-- Data section start --

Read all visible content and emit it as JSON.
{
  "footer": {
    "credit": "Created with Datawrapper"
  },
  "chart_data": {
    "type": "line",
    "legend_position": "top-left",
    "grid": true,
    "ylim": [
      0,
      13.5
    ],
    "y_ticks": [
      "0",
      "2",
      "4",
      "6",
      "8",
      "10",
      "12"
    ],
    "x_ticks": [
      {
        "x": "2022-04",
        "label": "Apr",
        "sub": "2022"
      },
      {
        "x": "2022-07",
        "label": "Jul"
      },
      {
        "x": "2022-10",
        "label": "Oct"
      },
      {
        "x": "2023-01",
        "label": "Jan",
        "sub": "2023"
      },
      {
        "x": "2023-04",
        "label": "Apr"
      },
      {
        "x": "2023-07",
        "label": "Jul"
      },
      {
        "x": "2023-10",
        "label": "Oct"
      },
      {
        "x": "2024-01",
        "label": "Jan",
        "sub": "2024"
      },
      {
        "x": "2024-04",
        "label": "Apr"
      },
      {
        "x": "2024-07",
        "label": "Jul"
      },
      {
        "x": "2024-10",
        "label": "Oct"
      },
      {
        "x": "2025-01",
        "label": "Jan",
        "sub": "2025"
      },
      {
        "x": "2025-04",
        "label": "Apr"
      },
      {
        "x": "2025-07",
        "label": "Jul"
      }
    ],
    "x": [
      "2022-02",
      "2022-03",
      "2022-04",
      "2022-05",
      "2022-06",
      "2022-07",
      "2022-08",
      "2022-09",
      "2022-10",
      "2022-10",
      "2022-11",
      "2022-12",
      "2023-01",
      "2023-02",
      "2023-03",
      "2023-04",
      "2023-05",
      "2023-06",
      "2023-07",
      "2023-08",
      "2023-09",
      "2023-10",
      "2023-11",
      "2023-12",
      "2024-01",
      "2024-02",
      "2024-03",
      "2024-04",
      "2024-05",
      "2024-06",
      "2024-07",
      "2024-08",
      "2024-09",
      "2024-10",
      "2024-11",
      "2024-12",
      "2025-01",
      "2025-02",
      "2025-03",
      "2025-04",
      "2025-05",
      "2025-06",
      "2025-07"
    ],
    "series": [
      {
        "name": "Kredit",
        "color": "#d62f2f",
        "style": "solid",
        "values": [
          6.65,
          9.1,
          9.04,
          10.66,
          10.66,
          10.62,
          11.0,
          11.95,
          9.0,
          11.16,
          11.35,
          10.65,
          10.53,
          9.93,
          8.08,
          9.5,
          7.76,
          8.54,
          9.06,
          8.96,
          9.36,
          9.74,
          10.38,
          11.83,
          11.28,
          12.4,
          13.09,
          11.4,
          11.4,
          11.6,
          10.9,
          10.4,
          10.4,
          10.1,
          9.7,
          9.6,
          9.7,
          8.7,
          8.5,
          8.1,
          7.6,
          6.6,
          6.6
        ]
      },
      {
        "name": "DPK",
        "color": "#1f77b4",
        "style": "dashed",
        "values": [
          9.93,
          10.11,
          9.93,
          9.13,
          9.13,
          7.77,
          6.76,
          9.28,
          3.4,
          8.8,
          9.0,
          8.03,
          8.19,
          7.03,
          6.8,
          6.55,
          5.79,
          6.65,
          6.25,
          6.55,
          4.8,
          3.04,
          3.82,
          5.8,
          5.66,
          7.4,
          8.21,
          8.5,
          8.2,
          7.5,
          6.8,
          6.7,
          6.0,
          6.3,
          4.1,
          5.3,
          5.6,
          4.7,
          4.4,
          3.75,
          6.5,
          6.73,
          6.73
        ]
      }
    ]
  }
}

-- Data section end --

Every line above should be retyped exactly as given.

§ **Response**:
Read all visible content and emit it as JSON.
{
  "footer": {
    "credit": "Created with Datawrapper"
  },
  "chart_data": {
    "type": "line",
    "legend_position": "top-left",
    "grid": true,
    "ylim": [
      0,
      13.5
    ],
    "y_ticks": [
      "0",
      "2",
      "4",
      "6",
      "8",
      "10",
      "12"
    ],
    "x_ticks": [
      {
        "x": "2022-04",
        "label": "Apr",
        "sub": "2022"
      },
      {
        "x": "2022-07",
        "label": "Jul"
      },
      {
        "x": "2022-10",
        "label": "Oct"
      },
      {
        "x": "2023-01",
        "label": "Jan",
        "sub": "2023"
      },
      {
        "x": "2023-04",
        "label": "Apr"
      },
      {
        "x": "2023-07",
        "label": "Jul"
      },
      {
        "x": "2023-10",
        "label": "Oct"
      },
      {
        "x": "2024-01",
        "label": "Jan",
        "sub": "2024"
      },
      {
        "x": "2024-04",
        "label": "Apr"
      },
      {
        "x": "2024-07",
        "label": "Jul"
      },
      {
        "x": "2024-10",
        "label": "Oct"
      },
      {
        "x": "2025-01",
        "label": "Jan",
        "sub": "2025"
      },
      {
        "x": "2025-04",
        "label": "Apr"
      },
      {
        "x": "2025-07",
        "label": "Jul"
      }
    ],
    "x": [
      "2022-02",
      "2022-03",
      "2022-04",
      "2022-05",
      "2022-06",
      "2022-07",
      "2022-08",
      "2022-09",
      "2022-10",
      "2022-10",
      "2022-11",
      "2022-12",
      "2023-01",
      "2023-02",
      "2023-03",
      "2023-04",
      "2023-05",
      "2023-06",
      "2023-07",
      "2023-08",
      "2023-09",
      "2023-10",
      "2023-11",
      "2023-12",
      "2024-01",
      "2024-02",
      "2024-03",
      "2024-04",
      "2024-05",
      "2024-06",
      "2024-07",
      "2024-08",
      "2024-09",
      "2024-10",
      "2024-11",
      "2024-12",
      "2025-01",
      "2025-02",
      "2025-03",
      "2025-04",
      "2025-05",
      "2025-06",
      "2025-07"
    ],
    "series": [
      {
        "name": "Kredit",
        "color": "#d62f2f",
        "style": "solid",
        "values": [
          6.65,
          9.1,
          9.04,
          10.66,
          10.66,
          10.62,
          11.0,
          11.95,
          9.0,
          11.16,
          11.35,
          10.65,
          10.53,
          9.93,
          8.08,
          9.5,
          7.76,
          8.54,
          9.06,
          8.96,
          9.36,
          9.74,
          10.38,
          11.83,
          11.28,
          12.4,
          13.09,
          11.4,
          11.4,
          11.6,
          10.9,
          10.4,
          10.4,
          10.1,
          9.7,
          9.6,
          9.7,
          8.7,
          8.5,
          8.1,
          7.6,
          6.6,
          6.6
        ]
      },
      {
        "name": "DPK",
        "color": "#1f77b4",
        "style": "dashed",
        "values": [
          9.93,
          10.11,
          9.93,
          9.13,
          9.13,
          7.77,
          6.76,
          9.28,
          3.4,
          8.8,
          9.0,
          8.03,
          8.19,
          7.03,
          6.8,
          6.55,
          5.79,
          6.65,
          6.25,
          6.55,
          4.8,
          3.04,
          3.82,
          5.8,
          5.66,
          7.4,
          8.21,
          8.5,
          8.2,
          7.5,
          6.8,
          6.7,
          6.0,
          6.3,
          4.1,
          5.3,
          5.6,
          4.7,
          4.4,
          3.75,
          6.5,
          6.73,
          6.73
        ]
      }
    ]
  }
}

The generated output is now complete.